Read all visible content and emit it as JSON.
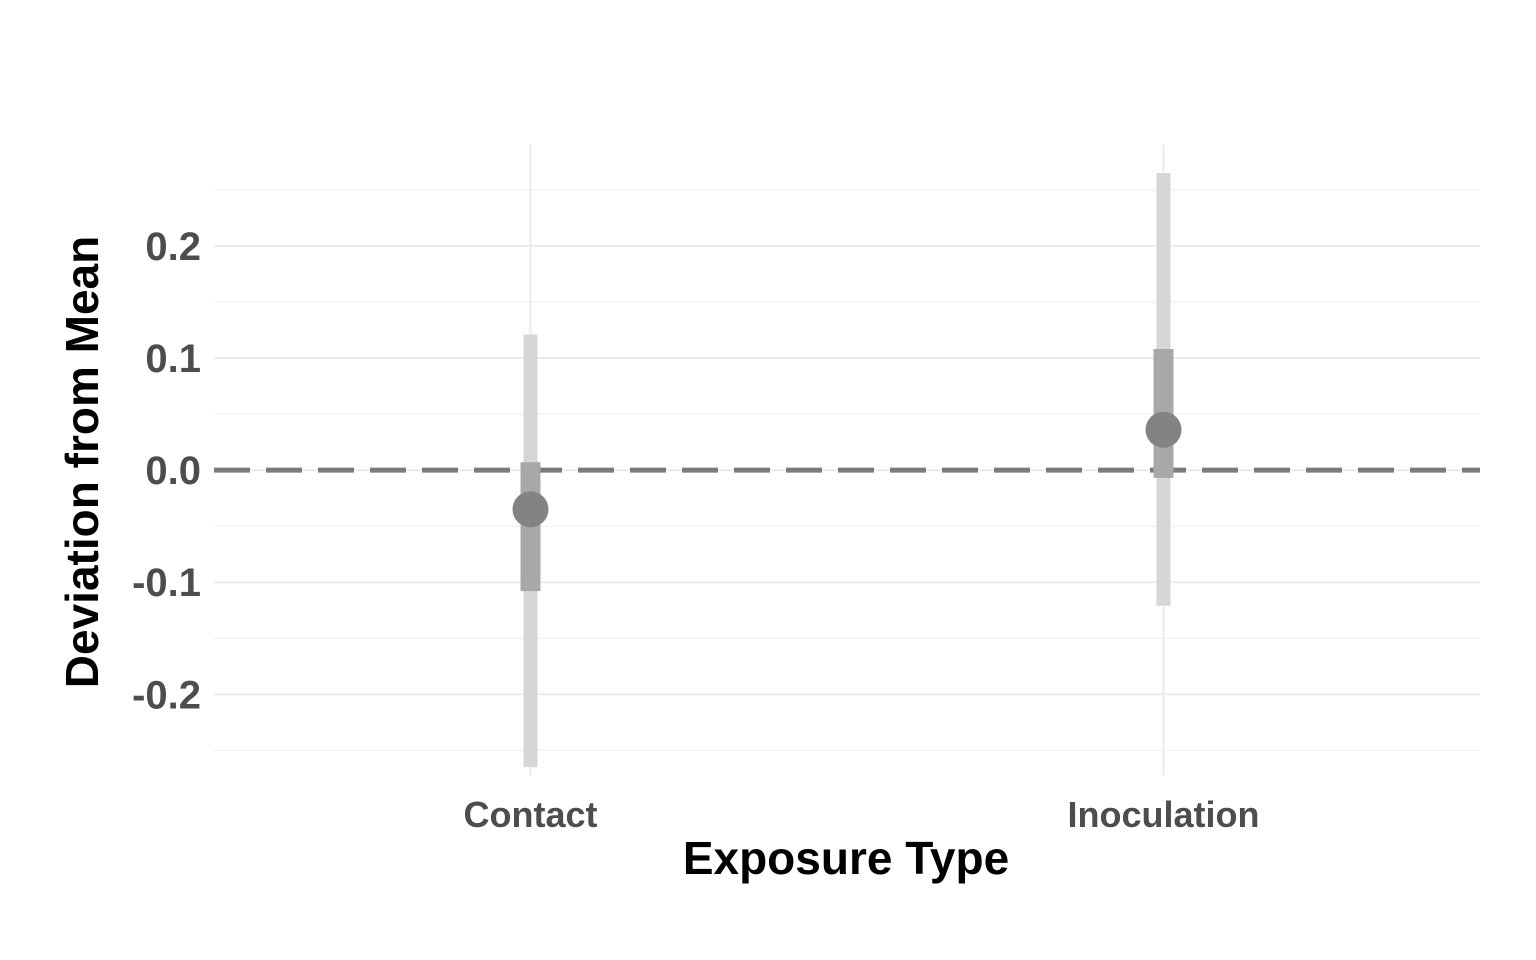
{
  "chart_data": {
    "type": "pointrange",
    "xlabel": "Exposure Type",
    "ylabel": "Deviation from Mean",
    "categories": [
      "Contact",
      "Inoculation"
    ],
    "estimates": [
      -0.035,
      0.036
    ],
    "inner_interval": [
      [
        -0.108,
        0.007
      ],
      [
        -0.007,
        0.108
      ]
    ],
    "outer_interval": [
      [
        -0.265,
        0.121
      ],
      [
        -0.121,
        0.265
      ]
    ],
    "ylim": [
      -0.272,
      0.29
    ],
    "yticks": [
      -0.2,
      -0.1,
      0.0,
      0.1,
      0.2
    ],
    "ytick_labels": [
      "-0.2",
      "-0.1",
      "0.0",
      "0.1",
      "0.2"
    ],
    "reference_line": 0.0,
    "grid": true,
    "colors": {
      "point": "#838383",
      "inner_interval": "#a8a8a8",
      "outer_interval": "#d6d6d6",
      "reference_line": "#7a7a7a",
      "grid_major": "#ebebeb",
      "grid_minor": "#f3f3f3"
    }
  }
}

----

» **Given instruction**
Using the records above, retype everything exactly except the pictures.

» **Solution**
Read all visible content and emit it as JSON.
{
  "chart_data": {
    "type": "pointrange",
    "xlabel": "Exposure Type",
    "ylabel": "Deviation from Mean",
    "categories": [
      "Contact",
      "Inoculation"
    ],
    "estimates": [
      -0.035,
      0.036
    ],
    "inner_interval": [
      [
        -0.108,
        0.007
      ],
      [
        -0.007,
        0.108
      ]
    ],
    "outer_interval": [
      [
        -0.265,
        0.121
      ],
      [
        -0.121,
        0.265
      ]
    ],
    "ylim": [
      -0.272,
      0.29
    ],
    "yticks": [
      -0.2,
      -0.1,
      0.0,
      0.1,
      0.2
    ],
    "ytick_labels": [
      "-0.2",
      "-0.1",
      "0.0",
      "0.1",
      "0.2"
    ],
    "reference_line": 0.0,
    "grid": true,
    "colors": {
      "point": "#838383",
      "inner_interval": "#a8a8a8",
      "outer_interval": "#d6d6d6",
      "reference_line": "#7a7a7a",
      "grid_major": "#ebebeb",
      "grid_minor": "#f3f3f3"
    }
  }
}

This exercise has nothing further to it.